What you will do: Go through the entries below and pick out every line with "你的公网".

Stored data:
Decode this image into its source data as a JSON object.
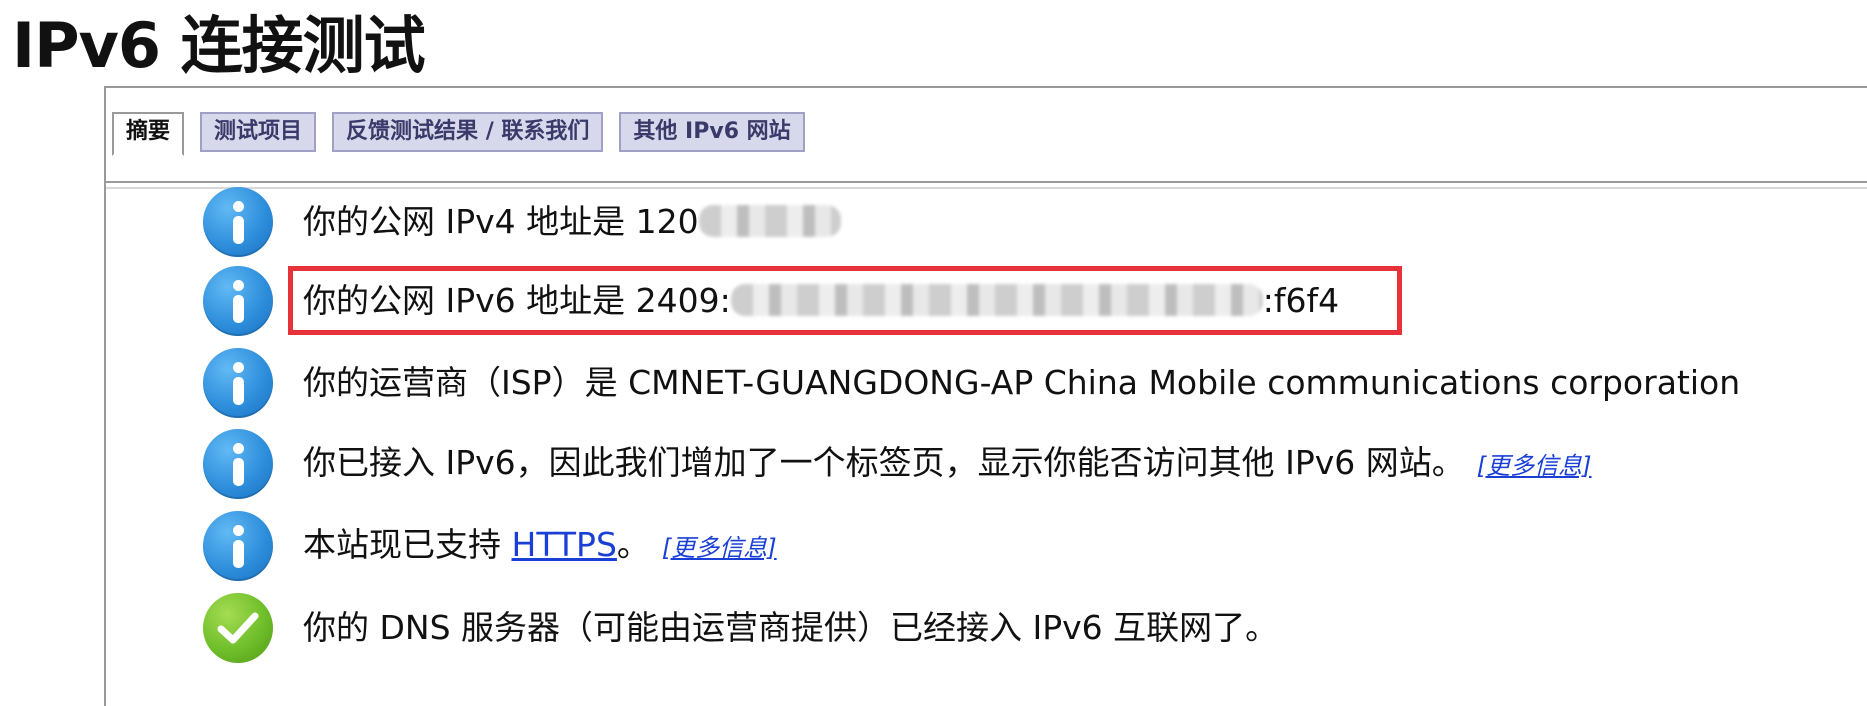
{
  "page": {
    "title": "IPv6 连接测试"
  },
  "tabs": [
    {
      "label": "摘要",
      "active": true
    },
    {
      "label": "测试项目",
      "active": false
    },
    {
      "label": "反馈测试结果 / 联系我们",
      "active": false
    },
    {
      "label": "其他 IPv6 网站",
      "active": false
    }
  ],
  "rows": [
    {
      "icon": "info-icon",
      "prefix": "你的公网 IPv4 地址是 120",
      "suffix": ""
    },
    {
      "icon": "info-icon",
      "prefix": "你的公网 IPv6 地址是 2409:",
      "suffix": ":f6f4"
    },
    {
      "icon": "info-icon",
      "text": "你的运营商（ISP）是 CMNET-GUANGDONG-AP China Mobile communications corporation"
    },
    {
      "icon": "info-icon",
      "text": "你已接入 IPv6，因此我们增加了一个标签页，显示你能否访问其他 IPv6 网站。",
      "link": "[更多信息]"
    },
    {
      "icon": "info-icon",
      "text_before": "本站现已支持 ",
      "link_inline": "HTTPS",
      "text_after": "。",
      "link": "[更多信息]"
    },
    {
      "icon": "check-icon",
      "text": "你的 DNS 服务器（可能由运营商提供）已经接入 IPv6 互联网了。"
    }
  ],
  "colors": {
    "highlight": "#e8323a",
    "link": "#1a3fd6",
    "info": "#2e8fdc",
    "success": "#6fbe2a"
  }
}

The reply:
      "prefix": "你的公网 IPv4 地址是 120",
      "prefix": "你的公网 IPv6 地址是 2409:",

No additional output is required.